PROBLEM TO SOLVE
Copy each line containing the word "Forecasted" from the records that follow, please.
— START TASK DATA —
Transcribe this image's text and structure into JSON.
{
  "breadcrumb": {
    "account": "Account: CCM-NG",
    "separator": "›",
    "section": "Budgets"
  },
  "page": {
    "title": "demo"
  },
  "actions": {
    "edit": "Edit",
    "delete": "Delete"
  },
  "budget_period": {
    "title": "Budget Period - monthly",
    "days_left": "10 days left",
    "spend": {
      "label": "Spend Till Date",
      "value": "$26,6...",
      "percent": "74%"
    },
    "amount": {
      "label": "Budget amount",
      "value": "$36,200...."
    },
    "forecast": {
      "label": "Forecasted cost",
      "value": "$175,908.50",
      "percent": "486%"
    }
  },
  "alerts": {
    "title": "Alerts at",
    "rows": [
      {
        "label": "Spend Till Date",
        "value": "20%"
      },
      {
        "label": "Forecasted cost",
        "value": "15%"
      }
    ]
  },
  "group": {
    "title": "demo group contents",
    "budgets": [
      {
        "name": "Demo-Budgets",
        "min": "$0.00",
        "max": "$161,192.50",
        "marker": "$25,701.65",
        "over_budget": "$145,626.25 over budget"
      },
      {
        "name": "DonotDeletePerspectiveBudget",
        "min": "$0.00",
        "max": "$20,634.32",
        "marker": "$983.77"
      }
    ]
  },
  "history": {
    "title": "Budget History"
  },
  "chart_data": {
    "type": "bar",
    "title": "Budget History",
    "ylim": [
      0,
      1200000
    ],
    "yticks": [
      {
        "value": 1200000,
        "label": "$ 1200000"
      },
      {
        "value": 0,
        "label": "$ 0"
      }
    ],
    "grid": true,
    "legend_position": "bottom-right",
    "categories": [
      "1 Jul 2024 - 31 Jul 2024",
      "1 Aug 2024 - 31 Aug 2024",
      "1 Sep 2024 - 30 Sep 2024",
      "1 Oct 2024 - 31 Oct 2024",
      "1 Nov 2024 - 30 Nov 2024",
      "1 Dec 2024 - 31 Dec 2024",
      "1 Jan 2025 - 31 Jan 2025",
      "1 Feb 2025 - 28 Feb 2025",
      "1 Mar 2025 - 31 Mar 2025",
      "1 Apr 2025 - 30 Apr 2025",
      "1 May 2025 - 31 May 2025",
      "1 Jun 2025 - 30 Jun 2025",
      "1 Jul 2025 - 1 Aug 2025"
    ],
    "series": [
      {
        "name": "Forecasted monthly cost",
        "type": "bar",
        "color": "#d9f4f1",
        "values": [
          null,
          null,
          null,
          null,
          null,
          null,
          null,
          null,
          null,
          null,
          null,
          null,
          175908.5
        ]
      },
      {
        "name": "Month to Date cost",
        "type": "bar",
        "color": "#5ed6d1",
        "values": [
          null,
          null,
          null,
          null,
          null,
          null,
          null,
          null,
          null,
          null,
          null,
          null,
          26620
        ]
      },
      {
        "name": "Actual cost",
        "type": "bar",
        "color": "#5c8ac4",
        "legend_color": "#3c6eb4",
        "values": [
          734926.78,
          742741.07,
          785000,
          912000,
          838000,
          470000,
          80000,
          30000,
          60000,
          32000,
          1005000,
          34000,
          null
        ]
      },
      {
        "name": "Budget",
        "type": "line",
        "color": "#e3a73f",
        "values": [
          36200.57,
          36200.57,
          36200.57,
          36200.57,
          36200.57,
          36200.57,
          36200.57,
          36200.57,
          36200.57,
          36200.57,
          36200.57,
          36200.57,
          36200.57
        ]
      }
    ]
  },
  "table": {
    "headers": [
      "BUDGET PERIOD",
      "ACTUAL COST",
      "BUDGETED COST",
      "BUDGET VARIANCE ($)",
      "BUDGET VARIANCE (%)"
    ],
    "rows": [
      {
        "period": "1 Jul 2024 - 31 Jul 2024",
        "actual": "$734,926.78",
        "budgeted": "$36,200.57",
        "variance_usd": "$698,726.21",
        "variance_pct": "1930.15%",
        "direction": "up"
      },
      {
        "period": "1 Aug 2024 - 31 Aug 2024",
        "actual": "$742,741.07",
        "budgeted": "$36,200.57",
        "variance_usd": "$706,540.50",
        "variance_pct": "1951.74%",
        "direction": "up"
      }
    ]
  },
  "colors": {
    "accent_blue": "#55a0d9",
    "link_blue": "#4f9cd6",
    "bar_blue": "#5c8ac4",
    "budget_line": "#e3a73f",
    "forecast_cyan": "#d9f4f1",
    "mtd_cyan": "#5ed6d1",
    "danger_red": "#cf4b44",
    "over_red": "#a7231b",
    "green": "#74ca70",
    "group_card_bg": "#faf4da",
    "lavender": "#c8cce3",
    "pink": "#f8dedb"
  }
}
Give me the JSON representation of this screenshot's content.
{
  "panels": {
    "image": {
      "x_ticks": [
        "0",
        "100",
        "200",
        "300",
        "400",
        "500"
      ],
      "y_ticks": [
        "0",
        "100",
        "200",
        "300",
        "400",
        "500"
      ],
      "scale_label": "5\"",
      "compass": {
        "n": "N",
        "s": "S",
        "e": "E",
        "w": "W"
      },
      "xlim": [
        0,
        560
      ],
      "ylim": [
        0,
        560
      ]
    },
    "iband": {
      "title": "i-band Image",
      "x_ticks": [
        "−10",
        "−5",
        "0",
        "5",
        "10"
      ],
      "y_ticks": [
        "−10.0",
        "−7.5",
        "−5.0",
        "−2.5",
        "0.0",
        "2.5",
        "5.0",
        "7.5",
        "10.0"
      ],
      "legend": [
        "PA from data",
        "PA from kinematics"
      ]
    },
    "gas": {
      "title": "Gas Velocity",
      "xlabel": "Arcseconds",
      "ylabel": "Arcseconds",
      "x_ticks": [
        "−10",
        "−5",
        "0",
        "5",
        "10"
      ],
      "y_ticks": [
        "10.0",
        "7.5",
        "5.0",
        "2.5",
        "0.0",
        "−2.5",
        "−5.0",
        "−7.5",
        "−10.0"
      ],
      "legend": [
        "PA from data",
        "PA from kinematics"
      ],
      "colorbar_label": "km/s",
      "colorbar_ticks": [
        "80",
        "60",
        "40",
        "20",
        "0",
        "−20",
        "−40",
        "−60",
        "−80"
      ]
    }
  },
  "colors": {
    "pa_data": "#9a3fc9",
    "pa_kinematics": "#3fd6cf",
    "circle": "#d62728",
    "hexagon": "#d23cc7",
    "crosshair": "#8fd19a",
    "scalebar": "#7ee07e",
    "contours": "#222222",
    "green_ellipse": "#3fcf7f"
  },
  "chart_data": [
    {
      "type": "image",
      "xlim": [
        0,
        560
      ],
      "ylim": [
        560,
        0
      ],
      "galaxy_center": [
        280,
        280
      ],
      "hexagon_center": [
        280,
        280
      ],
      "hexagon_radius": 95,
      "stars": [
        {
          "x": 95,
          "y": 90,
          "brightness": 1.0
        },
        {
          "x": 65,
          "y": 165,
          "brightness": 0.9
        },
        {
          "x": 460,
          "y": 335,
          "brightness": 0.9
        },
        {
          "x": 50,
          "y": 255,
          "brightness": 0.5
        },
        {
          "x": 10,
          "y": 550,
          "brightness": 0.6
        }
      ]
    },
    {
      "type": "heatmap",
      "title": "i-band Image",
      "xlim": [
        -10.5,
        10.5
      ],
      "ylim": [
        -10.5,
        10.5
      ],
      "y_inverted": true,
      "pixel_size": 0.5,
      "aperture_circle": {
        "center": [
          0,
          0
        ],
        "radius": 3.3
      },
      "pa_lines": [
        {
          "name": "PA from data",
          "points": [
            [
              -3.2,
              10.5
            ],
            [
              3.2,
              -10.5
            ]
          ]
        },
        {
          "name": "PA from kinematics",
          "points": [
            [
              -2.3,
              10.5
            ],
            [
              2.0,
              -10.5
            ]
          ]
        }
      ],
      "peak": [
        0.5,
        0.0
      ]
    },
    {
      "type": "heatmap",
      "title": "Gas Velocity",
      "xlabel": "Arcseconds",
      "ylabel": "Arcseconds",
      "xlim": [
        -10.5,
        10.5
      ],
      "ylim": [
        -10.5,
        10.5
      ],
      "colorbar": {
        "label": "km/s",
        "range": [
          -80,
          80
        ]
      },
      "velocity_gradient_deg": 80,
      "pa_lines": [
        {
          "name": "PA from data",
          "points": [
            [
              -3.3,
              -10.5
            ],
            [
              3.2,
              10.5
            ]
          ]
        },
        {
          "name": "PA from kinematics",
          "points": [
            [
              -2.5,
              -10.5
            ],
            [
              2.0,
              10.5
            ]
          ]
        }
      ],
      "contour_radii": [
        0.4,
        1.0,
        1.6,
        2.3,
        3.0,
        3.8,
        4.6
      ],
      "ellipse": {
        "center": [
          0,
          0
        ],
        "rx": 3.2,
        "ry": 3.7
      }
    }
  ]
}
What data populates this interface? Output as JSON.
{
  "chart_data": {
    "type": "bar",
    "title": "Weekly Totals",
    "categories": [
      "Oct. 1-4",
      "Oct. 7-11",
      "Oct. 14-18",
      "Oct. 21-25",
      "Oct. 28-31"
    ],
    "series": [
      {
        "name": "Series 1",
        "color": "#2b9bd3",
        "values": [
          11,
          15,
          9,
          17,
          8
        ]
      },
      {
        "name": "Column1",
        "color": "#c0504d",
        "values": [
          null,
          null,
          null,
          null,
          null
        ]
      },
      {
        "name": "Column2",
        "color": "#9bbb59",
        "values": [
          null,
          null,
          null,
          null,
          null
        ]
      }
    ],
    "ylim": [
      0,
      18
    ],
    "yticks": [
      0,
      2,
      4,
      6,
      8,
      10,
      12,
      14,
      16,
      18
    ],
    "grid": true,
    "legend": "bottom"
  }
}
— END TASK DATA —
PROBLEM SOLUTION
      "label": "Forecasted cost",
        "label": "Forecasted cost",
        "name": "Forecasted monthly cost",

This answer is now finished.